# YOUR TASK:
Starting at the line that contains "Give me the", transcribe every remaining line of the entries exactly, including the last one.

(Source data)
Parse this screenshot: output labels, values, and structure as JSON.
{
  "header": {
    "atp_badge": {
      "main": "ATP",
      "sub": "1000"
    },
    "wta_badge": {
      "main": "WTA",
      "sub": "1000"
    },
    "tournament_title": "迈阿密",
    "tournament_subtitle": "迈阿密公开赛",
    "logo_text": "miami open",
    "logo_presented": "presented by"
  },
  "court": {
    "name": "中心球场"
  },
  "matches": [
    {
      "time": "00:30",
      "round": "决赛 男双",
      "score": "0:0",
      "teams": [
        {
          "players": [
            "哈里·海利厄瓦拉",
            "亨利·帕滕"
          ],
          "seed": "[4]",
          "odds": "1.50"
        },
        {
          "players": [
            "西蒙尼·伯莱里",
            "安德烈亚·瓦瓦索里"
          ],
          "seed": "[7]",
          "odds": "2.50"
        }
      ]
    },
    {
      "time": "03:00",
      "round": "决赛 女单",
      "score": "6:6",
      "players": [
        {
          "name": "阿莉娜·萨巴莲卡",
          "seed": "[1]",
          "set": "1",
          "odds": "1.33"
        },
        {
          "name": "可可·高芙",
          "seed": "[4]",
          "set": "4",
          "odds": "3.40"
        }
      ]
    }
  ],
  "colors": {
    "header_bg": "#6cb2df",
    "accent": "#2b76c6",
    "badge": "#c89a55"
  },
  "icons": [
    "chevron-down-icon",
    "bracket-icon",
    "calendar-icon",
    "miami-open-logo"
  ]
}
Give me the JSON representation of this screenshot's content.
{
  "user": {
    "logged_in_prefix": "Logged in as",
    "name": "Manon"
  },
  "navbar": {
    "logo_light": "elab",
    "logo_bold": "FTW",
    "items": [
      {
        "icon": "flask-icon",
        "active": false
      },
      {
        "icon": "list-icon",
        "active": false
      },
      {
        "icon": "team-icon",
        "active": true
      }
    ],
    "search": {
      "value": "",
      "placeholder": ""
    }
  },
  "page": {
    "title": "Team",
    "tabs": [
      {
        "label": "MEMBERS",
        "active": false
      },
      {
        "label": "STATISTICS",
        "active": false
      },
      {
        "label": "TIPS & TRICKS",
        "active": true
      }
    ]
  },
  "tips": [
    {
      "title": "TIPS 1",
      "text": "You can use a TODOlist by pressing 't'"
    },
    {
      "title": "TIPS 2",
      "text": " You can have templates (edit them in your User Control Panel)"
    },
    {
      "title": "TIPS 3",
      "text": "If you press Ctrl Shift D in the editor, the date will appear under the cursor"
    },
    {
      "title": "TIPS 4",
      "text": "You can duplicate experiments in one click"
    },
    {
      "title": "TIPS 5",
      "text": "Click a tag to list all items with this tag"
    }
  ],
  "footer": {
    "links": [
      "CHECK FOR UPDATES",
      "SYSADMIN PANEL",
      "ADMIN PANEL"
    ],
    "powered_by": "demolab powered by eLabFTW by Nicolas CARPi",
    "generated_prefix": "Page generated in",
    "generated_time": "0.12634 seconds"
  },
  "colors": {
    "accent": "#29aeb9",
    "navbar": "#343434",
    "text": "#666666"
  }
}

# FINAL ANSWER:
Give me the JSON representation of this screenshot's content.
{
  "user": {
    "logged_in_prefix": "Logged in as",
    "name": "Manon"
  },
  "navbar": {
    "logo_light": "elab",
    "logo_bold": "FTW",
    "items": [
      {
        "icon": "flask-icon",
        "active": false
      },
      {
        "icon": "list-icon",
        "active": false
      },
      {
        "icon": "team-icon",
        "active": true
      }
    ],
    "search": {
      "value": "",
      "placeholder": ""
    }
  },
  "page": {
    "title": "Team",
    "tabs": [
      {
        "label": "MEMBERS",
        "active": false
      },
      {
        "label": "STATISTICS",
        "active": false
      },
      {
        "label": "TIPS & TRICKS",
        "active": true
      }
    ]
  },
  "tips": [
    {
      "title": "TIPS 1",
      "text": "You can use a TODOlist by pressing 't'"
    },
    {
      "title": "TIPS 2",
      "text": " You can have templates (edit them in your User Control Panel)"
    },
    {
      "title": "TIPS 3",
      "text": "If you press Ctrl Shift D in the editor, the date will appear under the cursor"
    },
    {
      "title": "TIPS 4",
      "text": "You can duplicate experiments in one click"
    },
    {
      "title": "TIPS 5",
      "text": "Click a tag to list all items with this tag"
    }
  ],
  "footer": {
    "links": [
      "CHECK FOR UPDATES",
      "SYSADMIN PANEL",
      "ADMIN PANEL"
    ],
    "powered_by": "demolab powered by eLabFTW by Nicolas CARPi",
    "generated_prefix": "Page generated in",
    "generated_time": "0.12634 seconds"
  },
  "colors": {
    "accent": "#29aeb9",
    "navbar": "#343434",
    "text": "#666666"
  }
}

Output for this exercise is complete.